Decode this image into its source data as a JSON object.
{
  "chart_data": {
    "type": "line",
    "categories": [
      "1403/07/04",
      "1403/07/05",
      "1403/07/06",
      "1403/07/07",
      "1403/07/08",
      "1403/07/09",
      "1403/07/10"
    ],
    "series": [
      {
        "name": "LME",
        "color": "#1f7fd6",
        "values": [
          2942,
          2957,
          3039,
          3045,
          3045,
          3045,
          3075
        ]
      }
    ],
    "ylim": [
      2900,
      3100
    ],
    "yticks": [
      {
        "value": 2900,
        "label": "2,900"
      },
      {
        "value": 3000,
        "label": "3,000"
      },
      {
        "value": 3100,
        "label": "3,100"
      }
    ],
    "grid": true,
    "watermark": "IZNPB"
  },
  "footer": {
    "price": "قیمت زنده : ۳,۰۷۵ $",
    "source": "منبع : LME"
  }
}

====

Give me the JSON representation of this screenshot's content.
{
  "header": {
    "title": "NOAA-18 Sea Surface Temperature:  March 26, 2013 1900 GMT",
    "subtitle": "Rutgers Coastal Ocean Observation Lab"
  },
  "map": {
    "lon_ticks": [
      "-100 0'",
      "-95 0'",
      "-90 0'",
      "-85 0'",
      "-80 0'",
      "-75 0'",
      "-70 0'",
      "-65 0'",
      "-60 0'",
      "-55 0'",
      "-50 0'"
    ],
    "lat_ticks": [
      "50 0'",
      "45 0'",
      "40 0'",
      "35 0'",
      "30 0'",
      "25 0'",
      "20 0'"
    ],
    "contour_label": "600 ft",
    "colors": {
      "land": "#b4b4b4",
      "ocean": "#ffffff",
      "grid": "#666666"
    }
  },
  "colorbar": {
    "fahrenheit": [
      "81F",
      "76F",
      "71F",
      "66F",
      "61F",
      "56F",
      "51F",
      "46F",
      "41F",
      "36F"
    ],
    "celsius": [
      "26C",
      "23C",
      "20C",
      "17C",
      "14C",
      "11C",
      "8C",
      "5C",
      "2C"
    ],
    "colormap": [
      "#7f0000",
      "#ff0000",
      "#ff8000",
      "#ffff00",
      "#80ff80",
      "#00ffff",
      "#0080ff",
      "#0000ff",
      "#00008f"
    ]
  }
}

====

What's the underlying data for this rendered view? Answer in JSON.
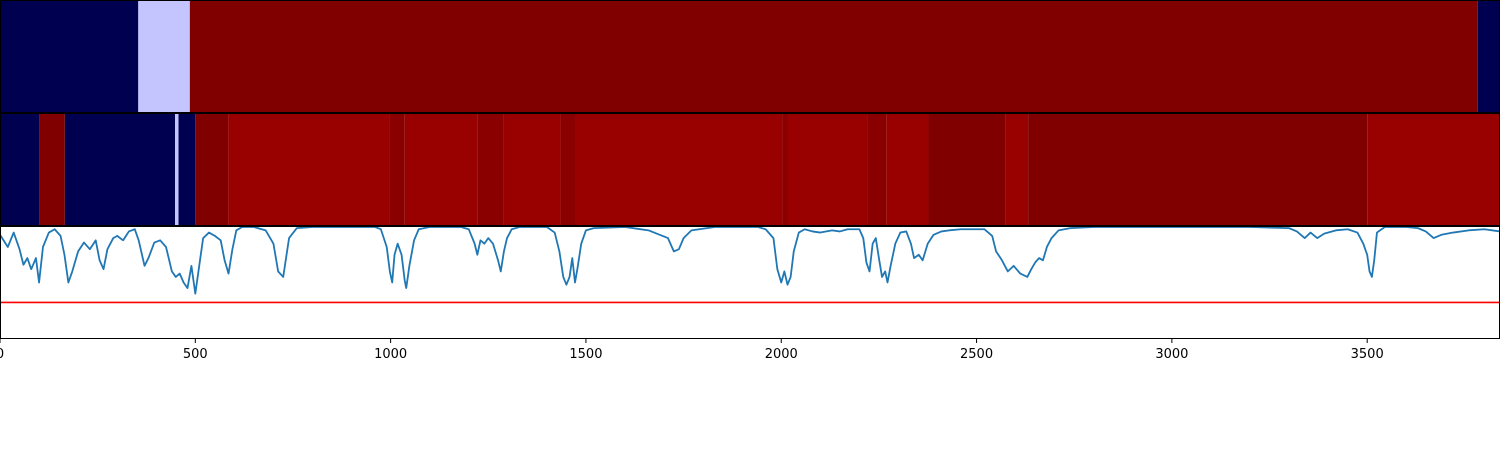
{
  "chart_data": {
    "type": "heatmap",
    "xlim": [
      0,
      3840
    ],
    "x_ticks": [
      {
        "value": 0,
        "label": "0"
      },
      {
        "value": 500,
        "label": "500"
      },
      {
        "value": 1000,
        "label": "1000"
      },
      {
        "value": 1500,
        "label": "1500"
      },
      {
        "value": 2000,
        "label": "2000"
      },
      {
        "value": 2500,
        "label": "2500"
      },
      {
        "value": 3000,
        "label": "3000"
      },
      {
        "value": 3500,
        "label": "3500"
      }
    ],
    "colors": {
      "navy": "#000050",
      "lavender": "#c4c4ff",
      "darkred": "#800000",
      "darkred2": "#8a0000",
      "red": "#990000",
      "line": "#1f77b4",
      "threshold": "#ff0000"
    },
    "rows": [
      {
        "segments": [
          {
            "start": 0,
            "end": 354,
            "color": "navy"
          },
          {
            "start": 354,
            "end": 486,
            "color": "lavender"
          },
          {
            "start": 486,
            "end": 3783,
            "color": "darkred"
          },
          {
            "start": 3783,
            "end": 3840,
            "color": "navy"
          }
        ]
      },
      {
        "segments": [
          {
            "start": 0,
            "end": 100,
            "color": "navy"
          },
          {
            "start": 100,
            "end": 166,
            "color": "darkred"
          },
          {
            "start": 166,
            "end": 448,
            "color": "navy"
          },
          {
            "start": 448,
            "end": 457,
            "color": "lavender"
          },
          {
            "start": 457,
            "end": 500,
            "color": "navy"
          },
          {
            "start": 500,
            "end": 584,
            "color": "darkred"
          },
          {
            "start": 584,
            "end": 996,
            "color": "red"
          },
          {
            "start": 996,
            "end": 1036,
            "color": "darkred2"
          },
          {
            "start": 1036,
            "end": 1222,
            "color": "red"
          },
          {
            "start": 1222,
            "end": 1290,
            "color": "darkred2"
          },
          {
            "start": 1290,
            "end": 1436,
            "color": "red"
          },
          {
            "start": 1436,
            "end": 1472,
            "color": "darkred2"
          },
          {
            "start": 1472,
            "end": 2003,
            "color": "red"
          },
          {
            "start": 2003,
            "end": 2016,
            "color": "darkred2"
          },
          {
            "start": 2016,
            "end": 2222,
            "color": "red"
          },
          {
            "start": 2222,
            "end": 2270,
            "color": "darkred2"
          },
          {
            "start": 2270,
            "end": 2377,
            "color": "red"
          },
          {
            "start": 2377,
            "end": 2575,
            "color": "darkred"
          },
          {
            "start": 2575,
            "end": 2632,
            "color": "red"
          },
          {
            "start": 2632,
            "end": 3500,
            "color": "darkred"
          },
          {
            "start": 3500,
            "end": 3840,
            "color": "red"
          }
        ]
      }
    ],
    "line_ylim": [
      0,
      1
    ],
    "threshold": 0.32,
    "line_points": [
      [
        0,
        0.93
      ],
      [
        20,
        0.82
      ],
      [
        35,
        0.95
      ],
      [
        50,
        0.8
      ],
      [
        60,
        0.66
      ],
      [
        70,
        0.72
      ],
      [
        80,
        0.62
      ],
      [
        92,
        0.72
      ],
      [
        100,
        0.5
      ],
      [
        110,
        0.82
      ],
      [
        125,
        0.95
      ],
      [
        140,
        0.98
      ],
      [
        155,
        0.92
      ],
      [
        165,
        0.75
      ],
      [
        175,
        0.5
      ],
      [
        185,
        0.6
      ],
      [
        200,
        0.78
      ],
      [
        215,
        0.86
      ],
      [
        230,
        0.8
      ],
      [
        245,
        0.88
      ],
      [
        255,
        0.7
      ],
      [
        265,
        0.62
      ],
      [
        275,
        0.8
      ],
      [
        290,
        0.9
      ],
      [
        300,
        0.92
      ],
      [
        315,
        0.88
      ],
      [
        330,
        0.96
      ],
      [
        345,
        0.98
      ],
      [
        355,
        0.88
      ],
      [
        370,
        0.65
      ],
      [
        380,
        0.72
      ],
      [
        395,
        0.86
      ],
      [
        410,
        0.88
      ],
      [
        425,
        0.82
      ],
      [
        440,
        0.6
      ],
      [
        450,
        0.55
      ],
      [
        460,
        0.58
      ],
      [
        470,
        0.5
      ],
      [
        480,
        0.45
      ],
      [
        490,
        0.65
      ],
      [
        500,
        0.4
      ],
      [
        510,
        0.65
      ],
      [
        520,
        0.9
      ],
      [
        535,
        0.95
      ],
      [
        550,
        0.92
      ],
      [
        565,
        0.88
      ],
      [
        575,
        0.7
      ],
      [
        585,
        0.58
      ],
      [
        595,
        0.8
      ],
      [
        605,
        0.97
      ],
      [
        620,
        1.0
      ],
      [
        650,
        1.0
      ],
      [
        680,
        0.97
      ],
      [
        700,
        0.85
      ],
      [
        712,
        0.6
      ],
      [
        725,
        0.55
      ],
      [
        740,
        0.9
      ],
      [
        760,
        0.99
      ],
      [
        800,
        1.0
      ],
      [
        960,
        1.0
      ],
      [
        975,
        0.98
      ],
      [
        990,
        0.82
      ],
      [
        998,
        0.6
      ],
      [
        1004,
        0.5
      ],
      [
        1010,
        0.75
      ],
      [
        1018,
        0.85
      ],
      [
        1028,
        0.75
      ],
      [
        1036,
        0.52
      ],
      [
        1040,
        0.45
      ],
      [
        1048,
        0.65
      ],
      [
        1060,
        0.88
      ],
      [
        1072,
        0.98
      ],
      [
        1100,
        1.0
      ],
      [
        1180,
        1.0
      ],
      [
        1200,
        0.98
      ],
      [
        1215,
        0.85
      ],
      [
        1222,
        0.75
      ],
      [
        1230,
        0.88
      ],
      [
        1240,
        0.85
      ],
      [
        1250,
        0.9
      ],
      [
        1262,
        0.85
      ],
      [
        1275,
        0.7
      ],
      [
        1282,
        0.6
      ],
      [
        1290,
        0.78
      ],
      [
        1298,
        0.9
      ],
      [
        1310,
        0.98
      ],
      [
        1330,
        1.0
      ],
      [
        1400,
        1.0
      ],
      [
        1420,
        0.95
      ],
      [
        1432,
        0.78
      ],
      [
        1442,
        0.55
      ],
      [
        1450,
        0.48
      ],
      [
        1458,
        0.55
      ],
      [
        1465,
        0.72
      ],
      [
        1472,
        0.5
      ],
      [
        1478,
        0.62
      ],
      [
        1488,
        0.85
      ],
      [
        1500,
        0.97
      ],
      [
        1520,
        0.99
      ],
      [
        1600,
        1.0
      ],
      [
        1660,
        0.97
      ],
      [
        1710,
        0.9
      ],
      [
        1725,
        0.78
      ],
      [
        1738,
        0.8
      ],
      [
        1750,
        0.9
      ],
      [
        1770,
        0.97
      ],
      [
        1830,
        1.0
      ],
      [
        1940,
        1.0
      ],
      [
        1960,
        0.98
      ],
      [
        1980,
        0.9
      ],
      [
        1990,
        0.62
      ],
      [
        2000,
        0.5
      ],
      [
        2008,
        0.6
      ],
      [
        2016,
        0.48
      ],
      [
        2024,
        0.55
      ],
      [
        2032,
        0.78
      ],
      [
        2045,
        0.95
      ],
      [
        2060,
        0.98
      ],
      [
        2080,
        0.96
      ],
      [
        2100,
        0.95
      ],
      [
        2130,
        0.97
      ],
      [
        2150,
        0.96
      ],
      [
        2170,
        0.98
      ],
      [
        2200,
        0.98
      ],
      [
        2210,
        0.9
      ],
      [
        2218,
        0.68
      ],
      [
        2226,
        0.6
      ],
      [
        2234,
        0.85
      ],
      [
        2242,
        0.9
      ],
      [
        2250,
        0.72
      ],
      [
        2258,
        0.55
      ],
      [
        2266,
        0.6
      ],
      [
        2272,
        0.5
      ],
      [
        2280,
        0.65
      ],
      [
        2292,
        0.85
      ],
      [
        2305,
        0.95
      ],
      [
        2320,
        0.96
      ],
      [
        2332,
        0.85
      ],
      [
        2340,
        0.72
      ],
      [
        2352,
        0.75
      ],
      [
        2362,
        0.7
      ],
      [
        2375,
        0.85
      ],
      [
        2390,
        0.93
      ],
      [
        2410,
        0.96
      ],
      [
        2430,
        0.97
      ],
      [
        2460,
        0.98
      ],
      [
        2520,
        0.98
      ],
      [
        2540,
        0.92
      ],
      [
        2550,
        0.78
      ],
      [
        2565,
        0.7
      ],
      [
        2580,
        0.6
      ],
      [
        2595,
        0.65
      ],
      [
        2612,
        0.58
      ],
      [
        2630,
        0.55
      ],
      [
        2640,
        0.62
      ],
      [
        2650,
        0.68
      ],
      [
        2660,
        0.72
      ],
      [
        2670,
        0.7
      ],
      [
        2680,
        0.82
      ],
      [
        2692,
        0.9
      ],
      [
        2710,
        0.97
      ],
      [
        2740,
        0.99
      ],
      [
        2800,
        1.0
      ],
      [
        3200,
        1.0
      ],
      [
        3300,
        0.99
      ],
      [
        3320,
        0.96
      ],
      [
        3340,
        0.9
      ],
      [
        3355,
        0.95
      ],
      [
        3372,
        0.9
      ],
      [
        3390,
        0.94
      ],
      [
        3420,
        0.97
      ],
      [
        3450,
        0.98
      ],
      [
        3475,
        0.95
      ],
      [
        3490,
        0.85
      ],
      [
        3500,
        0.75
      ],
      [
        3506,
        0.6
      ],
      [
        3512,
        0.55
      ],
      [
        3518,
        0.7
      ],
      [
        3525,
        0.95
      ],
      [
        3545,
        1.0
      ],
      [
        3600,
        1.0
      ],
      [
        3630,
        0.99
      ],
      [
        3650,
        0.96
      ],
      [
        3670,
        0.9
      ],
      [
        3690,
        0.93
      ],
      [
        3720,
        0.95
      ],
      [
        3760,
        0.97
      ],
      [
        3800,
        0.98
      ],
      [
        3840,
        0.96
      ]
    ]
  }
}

====

• [Task directions]:
In the records above, find each line that holds the word "JSON"; copy all such lines.

• [Expected output]:
Decode this image into its source data as a JSON object.
Give me the JSON representation of this screenshot's content.
What's the underlying data for this rendered view? Answer in JSON.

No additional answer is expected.